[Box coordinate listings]

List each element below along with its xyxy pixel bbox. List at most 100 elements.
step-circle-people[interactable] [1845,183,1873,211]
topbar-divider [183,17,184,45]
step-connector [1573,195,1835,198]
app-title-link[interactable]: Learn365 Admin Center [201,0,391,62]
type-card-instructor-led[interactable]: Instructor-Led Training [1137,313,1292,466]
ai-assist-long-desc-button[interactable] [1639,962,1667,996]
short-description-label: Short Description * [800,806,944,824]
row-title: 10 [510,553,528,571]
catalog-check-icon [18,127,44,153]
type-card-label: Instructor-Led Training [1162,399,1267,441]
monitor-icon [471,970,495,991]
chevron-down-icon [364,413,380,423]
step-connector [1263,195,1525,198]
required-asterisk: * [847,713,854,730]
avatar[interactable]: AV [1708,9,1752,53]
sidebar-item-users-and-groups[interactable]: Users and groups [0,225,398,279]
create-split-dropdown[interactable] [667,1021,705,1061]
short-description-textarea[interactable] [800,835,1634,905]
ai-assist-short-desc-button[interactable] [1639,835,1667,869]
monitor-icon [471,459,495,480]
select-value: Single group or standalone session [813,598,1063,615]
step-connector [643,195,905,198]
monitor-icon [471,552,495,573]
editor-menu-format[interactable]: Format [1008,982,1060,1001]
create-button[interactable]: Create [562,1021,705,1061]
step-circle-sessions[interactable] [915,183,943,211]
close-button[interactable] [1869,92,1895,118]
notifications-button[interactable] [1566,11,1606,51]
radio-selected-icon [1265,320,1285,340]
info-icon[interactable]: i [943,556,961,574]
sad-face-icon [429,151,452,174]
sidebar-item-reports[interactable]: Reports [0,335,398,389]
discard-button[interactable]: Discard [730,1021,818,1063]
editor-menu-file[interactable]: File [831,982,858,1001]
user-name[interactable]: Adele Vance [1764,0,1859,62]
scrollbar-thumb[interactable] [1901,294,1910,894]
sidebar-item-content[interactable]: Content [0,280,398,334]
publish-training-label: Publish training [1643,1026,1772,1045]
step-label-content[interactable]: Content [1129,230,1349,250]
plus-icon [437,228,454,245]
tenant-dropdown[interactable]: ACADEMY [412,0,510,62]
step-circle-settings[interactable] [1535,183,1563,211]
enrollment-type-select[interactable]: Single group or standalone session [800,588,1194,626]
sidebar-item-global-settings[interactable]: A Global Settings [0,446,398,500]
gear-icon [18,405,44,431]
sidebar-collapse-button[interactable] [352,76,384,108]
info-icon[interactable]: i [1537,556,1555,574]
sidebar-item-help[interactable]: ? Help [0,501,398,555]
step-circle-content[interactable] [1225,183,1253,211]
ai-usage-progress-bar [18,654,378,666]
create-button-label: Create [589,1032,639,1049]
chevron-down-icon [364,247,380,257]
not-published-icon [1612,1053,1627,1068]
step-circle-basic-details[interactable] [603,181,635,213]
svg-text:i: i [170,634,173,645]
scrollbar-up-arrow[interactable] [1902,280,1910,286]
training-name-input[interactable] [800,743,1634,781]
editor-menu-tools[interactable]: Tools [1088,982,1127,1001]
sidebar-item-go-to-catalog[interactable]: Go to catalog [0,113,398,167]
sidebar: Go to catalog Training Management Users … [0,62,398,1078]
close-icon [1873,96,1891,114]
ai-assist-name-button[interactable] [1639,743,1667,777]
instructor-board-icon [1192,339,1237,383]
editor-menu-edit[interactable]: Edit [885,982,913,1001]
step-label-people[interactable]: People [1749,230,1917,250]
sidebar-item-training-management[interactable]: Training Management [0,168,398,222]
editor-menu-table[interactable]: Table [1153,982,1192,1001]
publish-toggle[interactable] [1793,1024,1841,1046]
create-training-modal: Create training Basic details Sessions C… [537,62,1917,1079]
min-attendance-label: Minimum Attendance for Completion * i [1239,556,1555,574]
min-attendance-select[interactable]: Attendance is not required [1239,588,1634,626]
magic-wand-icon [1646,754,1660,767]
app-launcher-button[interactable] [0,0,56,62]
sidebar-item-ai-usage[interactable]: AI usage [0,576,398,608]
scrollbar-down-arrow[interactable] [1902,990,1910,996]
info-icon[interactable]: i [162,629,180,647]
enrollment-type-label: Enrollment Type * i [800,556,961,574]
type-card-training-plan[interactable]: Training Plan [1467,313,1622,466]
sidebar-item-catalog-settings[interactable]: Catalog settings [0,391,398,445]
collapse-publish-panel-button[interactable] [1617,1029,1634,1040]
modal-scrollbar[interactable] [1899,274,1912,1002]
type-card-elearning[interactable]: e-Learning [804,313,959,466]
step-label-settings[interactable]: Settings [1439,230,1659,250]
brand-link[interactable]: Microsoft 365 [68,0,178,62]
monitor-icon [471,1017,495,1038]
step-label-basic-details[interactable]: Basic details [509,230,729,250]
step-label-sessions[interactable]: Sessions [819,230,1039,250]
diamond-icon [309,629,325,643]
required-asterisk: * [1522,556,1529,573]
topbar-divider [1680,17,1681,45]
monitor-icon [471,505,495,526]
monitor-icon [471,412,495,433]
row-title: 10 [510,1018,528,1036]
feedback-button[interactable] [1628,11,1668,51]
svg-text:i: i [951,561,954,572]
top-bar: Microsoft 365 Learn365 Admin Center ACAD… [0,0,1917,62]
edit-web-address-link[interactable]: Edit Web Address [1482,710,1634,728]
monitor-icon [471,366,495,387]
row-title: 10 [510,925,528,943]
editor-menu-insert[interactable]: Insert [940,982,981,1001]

**WHAT YOU NEED TO DO**
Transcribe every line of the rows above verbatim, with no alterations.

**WRITTEN SOLUTION**
List each element below along with its xyxy pixel bbox. List at most 100 elements.
step-circle-people[interactable] [1845,183,1873,211]
topbar-divider [183,17,184,45]
step-connector [1573,195,1835,198]
app-title-link[interactable]: Learn365 Admin Center [201,0,391,62]
type-card-instructor-led[interactable]: Instructor-Led Training [1137,313,1292,466]
ai-assist-long-desc-button[interactable] [1639,962,1667,996]
short-description-label: Short Description * [800,806,944,824]
row-title: 10 [510,553,528,571]
catalog-check-icon [18,127,44,153]
type-card-label: Instructor-Led Training [1162,399,1267,441]
monitor-icon [471,970,495,991]
chevron-down-icon [364,413,380,423]
step-connector [1263,195,1525,198]
required-asterisk: * [847,713,854,730]
avatar[interactable]: AV [1708,9,1752,53]
sidebar-item-users-and-groups[interactable]: Users and groups [0,225,398,279]
create-split-dropdown[interactable] [667,1021,705,1061]
short-description-textarea[interactable] [800,835,1634,905]
ai-assist-short-desc-button[interactable] [1639,835,1667,869]
monitor-icon [471,459,495,480]
select-value: Single group or standalone session [813,598,1063,615]
step-connector [643,195,905,198]
monitor-icon [471,552,495,573]
editor-menu-format[interactable]: Format [1008,982,1060,1001]
create-button[interactable]: Create [562,1021,705,1061]
step-circle-sessions[interactable] [915,183,943,211]
close-button[interactable] [1869,92,1895,118]
notifications-button[interactable] [1566,11,1606,51]
radio-selected-icon [1265,320,1285,340]
info-icon[interactable]: i [943,556,961,574]
sad-face-icon [429,151,452,174]
sidebar-item-reports[interactable]: Reports [0,335,398,389]
discard-button[interactable]: Discard [730,1021,818,1063]
editor-menu-file[interactable]: File [831,982,858,1001]
user-name[interactable]: Adele Vance [1764,0,1859,62]
scrollbar-thumb[interactable] [1901,294,1910,894]
sidebar-item-content[interactable]: Content [0,280,398,334]
publish-training-label: Publish training [1643,1026,1772,1045]
step-label-content[interactable]: Content [1129,230,1349,250]
plus-icon [437,228,454,245]
tenant-dropdown[interactable]: ACADEMY [412,0,510,62]
step-circle-settings[interactable] [1535,183,1563,211]
enrollment-type-select[interactable]: Single group or standalone session [800,588,1194,626]
sidebar-item-global-settings[interactable]: A Global Settings [0,446,398,500]
gear-icon [18,405,44,431]
sidebar-collapse-button[interactable] [352,76,384,108]
info-icon[interactable]: i [1537,556,1555,574]
sidebar-item-help[interactable]: ? Help [0,501,398,555]
step-circle-content[interactable] [1225,183,1253,211]
ai-usage-progress-bar [18,654,378,666]
create-button-label: Create [589,1032,639,1049]
chevron-down-icon [364,247,380,257]
not-published-icon [1612,1053,1627,1068]
step-circle-basic-details[interactable] [603,181,635,213]
svg-text:i: i [170,634,173,645]
scrollbar-up-arrow[interactable] [1902,280,1910,286]
training-name-input[interactable] [800,743,1634,781]
editor-menu-tools[interactable]: Tools [1088,982,1127,1001]
sidebar-item-go-to-catalog[interactable]: Go to catalog [0,113,398,167]
sidebar: Go to catalog Training Management Users … [0,62,398,1078]
close-icon [1873,96,1891,114]
ai-assist-name-button[interactable] [1639,743,1667,777]
instructor-board-icon [1192,339,1237,383]
editor-menu-edit[interactable]: Edit [885,982,913,1001]
step-label-people[interactable]: People [1749,230,1917,250]
sidebar-item-training-management[interactable]: Training Management [0,168,398,222]
editor-menu-table[interactable]: Table [1153,982,1192,1001]
publish-toggle[interactable] [1793,1024,1841,1046]
create-training-modal: Create training Basic details Sessions C… [537,62,1917,1079]
min-attendance-label: Minimum Attendance for Completion * i [1239,556,1555,574]
min-attendance-select[interactable]: Attendance is not required [1239,588,1634,626]
magic-wand-icon [1646,754,1660,767]
app-launcher-button[interactable] [0,0,56,62]
sidebar-item-ai-usage[interactable]: AI usage [0,576,398,608]
scrollbar-down-arrow[interactable] [1902,990,1910,996]
info-icon[interactable]: i [162,629,180,647]
enrollment-type-label: Enrollment Type * i [800,556,961,574]
type-card-training-plan[interactable]: Training Plan [1467,313,1622,466]
sidebar-item-catalog-settings[interactable]: Catalog settings [0,391,398,445]
collapse-publish-panel-button[interactable] [1617,1029,1634,1040]
modal-scrollbar[interactable] [1899,274,1912,1002]
type-card-elearning[interactable]: e-Learning [804,313,959,466]
step-label-settings[interactable]: Settings [1439,230,1659,250]
brand-link[interactable]: Microsoft 365 [68,0,178,62]
monitor-icon [471,1017,495,1038]
step-label-basic-details[interactable]: Basic details [509,230,729,250]
step-label-sessions[interactable]: Sessions [819,230,1039,250]
diamond-icon [309,629,325,643]
required-asterisk: * [1522,556,1529,573]
topbar-divider [1680,17,1681,45]
monitor-icon [471,505,495,526]
monitor-icon [471,412,495,433]
row-title: 10 [510,1018,528,1036]
feedback-button[interactable] [1628,11,1668,51]
svg-text:i: i [951,561,954,572]
top-bar: Microsoft 365 Learn365 Admin Center ACAD… [0,0,1917,62]
edit-web-address-link[interactable]: Edit Web Address [1482,710,1634,728]
monitor-icon [471,366,495,387]
row-title: 10 [510,925,528,943]
editor-menu-insert[interactable]: Insert [940,982,981,1001]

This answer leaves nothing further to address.